== Exercise aim ==
Omit all pictures, then retype the data exactly as given.

== Source data ==
-*-*-

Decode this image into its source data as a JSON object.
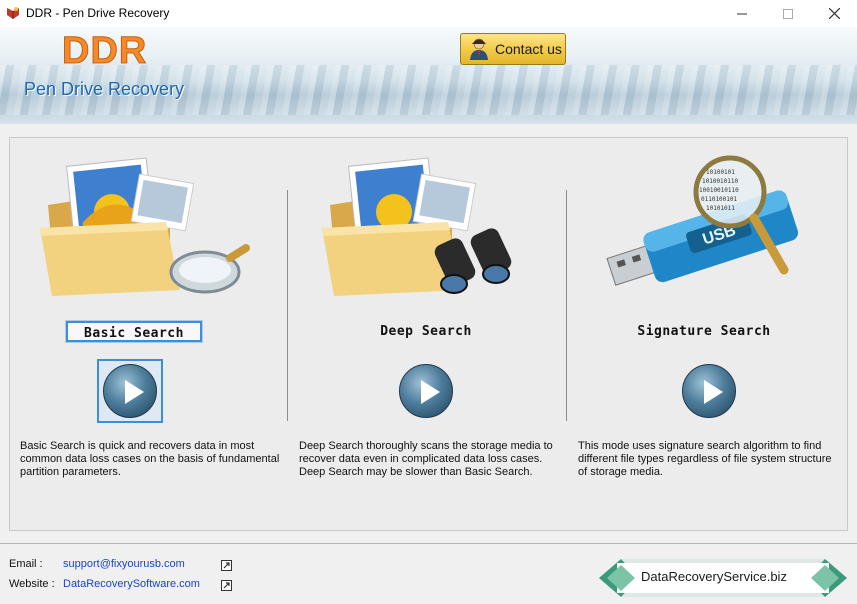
{
  "window": {
    "title": "DDR - Pen Drive Recovery"
  },
  "header": {
    "logo": "DDR",
    "app_name": "Pen Drive Recovery",
    "contact_label": "Contact us"
  },
  "modes": [
    {
      "title": "Basic Search",
      "description": "Basic Search is quick and recovers data in most common data loss cases on the basis of fundamental partition parameters.",
      "icon": "folder-magnifier-icon",
      "selected": true
    },
    {
      "title": "Deep Search",
      "description": "Deep Search thoroughly scans the storage media to recover data even in complicated data loss cases. Deep Search may be slower than Basic Search.",
      "icon": "folder-binoculars-icon",
      "selected": false
    },
    {
      "title": "Signature Search",
      "description": "This mode uses signature search algorithm to find different file types regardless of file system structure of storage media.",
      "icon": "usb-magnifier-icon",
      "selected": false
    }
  ],
  "footer": {
    "email_label": "Email :",
    "email": "support@fixyourusb.com",
    "website_label": "Website :",
    "website": "DataRecoverySoftware.com",
    "badge": "DataRecoveryService.biz"
  },
  "usb_label": "USB",
  "colors": {
    "accent": "#3d8ed8",
    "logo": "#f28a2a",
    "app_name": "#1c68b0",
    "link": "#1a44c9"
  }
}
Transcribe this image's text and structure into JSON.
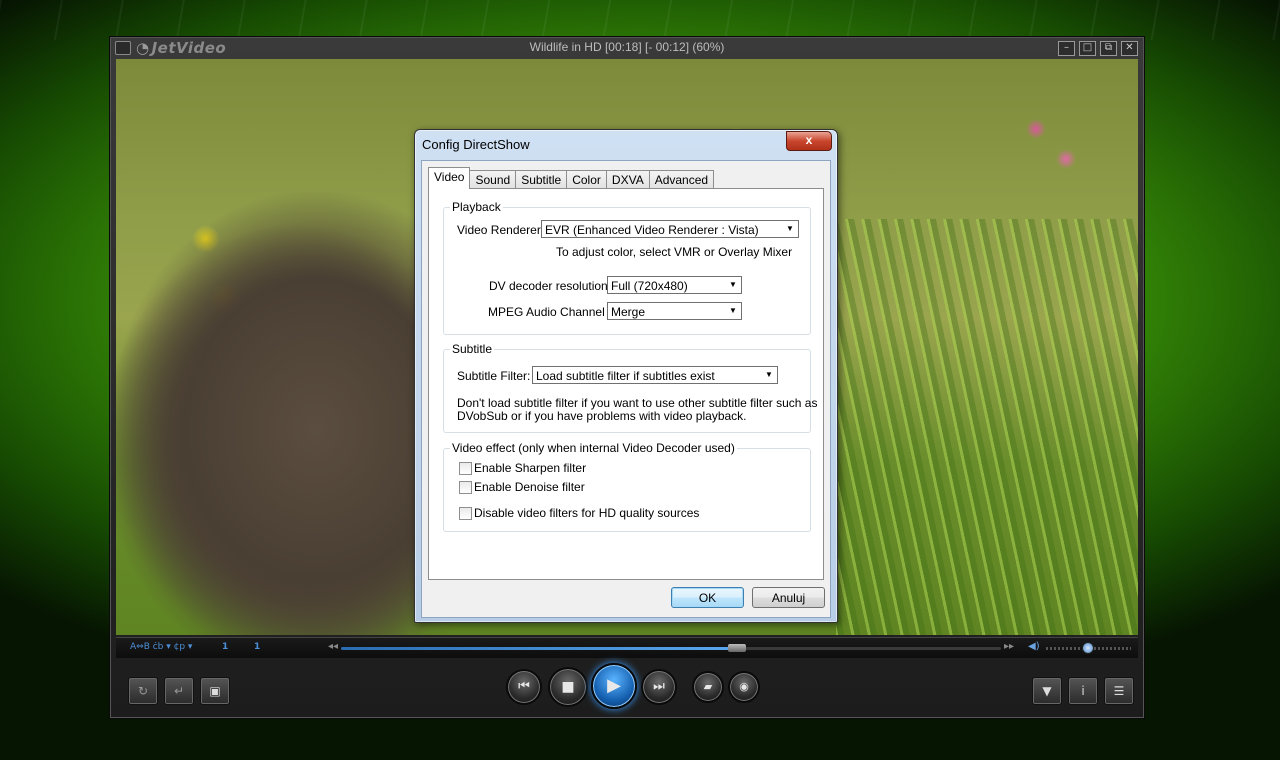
{
  "window": {
    "app_logo": "JetVideo",
    "title": "Wildlife in HD [00:18] [- 00:12] (60%)",
    "buttons": [
      "minimize",
      "maximize",
      "restore",
      "close"
    ]
  },
  "dialog": {
    "title": "Config DirectShow",
    "close_label": "x",
    "tabs": [
      {
        "label": "Video",
        "active": true
      },
      {
        "label": "Sound",
        "active": false
      },
      {
        "label": "Subtitle",
        "active": false
      },
      {
        "label": "Color",
        "active": false
      },
      {
        "label": "DXVA",
        "active": false
      },
      {
        "label": "Advanced",
        "active": false
      }
    ],
    "playback": {
      "title": "Playback",
      "video_renderer_label": "Video Renderer:",
      "video_renderer_value": "EVR (Enhanced Video Renderer : Vista)",
      "renderer_hint": "To adjust color, select VMR or Overlay Mixer",
      "dv_label": "DV decoder resolution:",
      "dv_value": "Full (720x480)",
      "mpeg_label": "MPEG Audio Channel :",
      "mpeg_value": "Merge"
    },
    "subtitle": {
      "title": "Subtitle",
      "filter_label": "Subtitle Filter:",
      "filter_value": "Load subtitle filter if subtitles exist",
      "hint_line1": "Don't load subtitle filter if you want to use other subtitle filter such as",
      "hint_line2": "DVobSub or if you have problems with video playback."
    },
    "video_effect": {
      "title": "Video effect (only when internal Video Decoder used)",
      "sharpen_label": "Enable Sharpen filter",
      "sharpen_checked": false,
      "denoise_label": "Enable Denoise filter",
      "denoise_checked": false,
      "disable_hd_label": "Disable video filters for HD quality sources",
      "disable_hd_checked": false
    },
    "ok_label": "OK",
    "cancel_label": "Anuluj"
  },
  "seekbar": {
    "audio_track_text": "A⇔B ċb ▾ ¢p ▾",
    "counter_1": "1",
    "counter_2": "1",
    "progress_fraction": 0.6,
    "volume_fraction": 0.48
  },
  "colors": {
    "accent_blue": "#3a9bff",
    "dialog_frame": "#b7cde6",
    "close_red": "#c9462d"
  },
  "icons": {
    "left_buttons": [
      "repeat-icon",
      "chapter-icon",
      "snapshot-icon"
    ],
    "transport": [
      "previous-icon",
      "stop-icon",
      "play-icon",
      "next-icon"
    ],
    "extra": [
      "open-file-icon",
      "disc-icon"
    ],
    "right_buttons": [
      "eject-menu-icon",
      "info-icon",
      "playlist-icon"
    ]
  }
}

-*-*-

== Solution for this task ==
Decode this image into its source data as a JSON object.
{
  "window": {
    "title": "DDR - Pen Drive Recovery"
  },
  "header": {
    "logo": "DDR",
    "app_name": "Pen Drive Recovery",
    "contact_label": "Contact us"
  },
  "modes": [
    {
      "title": "Basic Search",
      "description": "Basic Search is quick and recovers data in most common data loss cases on the basis of fundamental partition parameters.",
      "icon": "folder-magnifier-icon",
      "selected": true
    },
    {
      "title": "Deep Search",
      "description": "Deep Search thoroughly scans the storage media to recover data even in complicated data loss cases. Deep Search may be slower than Basic Search.",
      "icon": "folder-binoculars-icon",
      "selected": false
    },
    {
      "title": "Signature Search",
      "description": "This mode uses signature search algorithm to find different file types regardless of file system structure of storage media.",
      "icon": "usb-magnifier-icon",
      "selected": false
    }
  ],
  "footer": {
    "email_label": "Email :",
    "email": "support@fixyourusb.com",
    "website_label": "Website :",
    "website": "DataRecoverySoftware.com",
    "badge": "DataRecoveryService.biz"
  },
  "usb_label": "USB",
  "colors": {
    "accent": "#3d8ed8",
    "logo": "#f28a2a",
    "app_name": "#1c68b0",
    "link": "#1a44c9"
  }
}
Transcribe this image's text and structure into JSON.
{
  "window": {
    "app_logo": "JetVideo",
    "title": "Wildlife in HD [00:18] [- 00:12] (60%)",
    "buttons": [
      "minimize",
      "maximize",
      "restore",
      "close"
    ]
  },
  "dialog": {
    "title": "Config DirectShow",
    "close_label": "x",
    "tabs": [
      {
        "label": "Video",
        "active": true
      },
      {
        "label": "Sound",
        "active": false
      },
      {
        "label": "Subtitle",
        "active": false
      },
      {
        "label": "Color",
        "active": false
      },
      {
        "label": "DXVA",
        "active": false
      },
      {
        "label": "Advanced",
        "active": false
      }
    ],
    "playback": {
      "title": "Playback",
      "video_renderer_label": "Video Renderer:",
      "video_renderer_value": "EVR (Enhanced Video Renderer : Vista)",
      "renderer_hint": "To adjust color, select VMR or Overlay Mixer",
      "dv_label": "DV decoder resolution:",
      "dv_value": "Full (720x480)",
      "mpeg_label": "MPEG Audio Channel :",
      "mpeg_value": "Merge"
    },
    "subtitle": {
      "title": "Subtitle",
      "filter_label": "Subtitle Filter:",
      "filter_value": "Load subtitle filter if subtitles exist",
      "hint_line1": "Don't load subtitle filter if you want to use other subtitle filter such as",
      "hint_line2": "DVobSub or if you have problems with video playback."
    },
    "video_effect": {
      "title": "Video effect (only when internal Video Decoder used)",
      "sharpen_label": "Enable Sharpen filter",
      "sharpen_checked": false,
      "denoise_label": "Enable Denoise filter",
      "denoise_checked": false,
      "disable_hd_label": "Disable video filters for HD quality sources",
      "disable_hd_checked": false
    },
    "ok_label": "OK",
    "cancel_label": "Anuluj"
  },
  "seekbar": {
    "audio_track_text": "A⇔B ċb ▾ ¢p ▾",
    "counter_1": "1",
    "counter_2": "1",
    "progress_fraction": 0.6,
    "volume_fraction": 0.48
  },
  "colors": {
    "accent_blue": "#3a9bff",
    "dialog_frame": "#b7cde6",
    "close_red": "#c9462d"
  },
  "icons": {
    "left_buttons": [
      "repeat-icon",
      "chapter-icon",
      "snapshot-icon"
    ],
    "transport": [
      "previous-icon",
      "stop-icon",
      "play-icon",
      "next-icon"
    ],
    "extra": [
      "open-file-icon",
      "disc-icon"
    ],
    "right_buttons": [
      "eject-menu-icon",
      "info-icon",
      "playlist-icon"
    ]
  }
}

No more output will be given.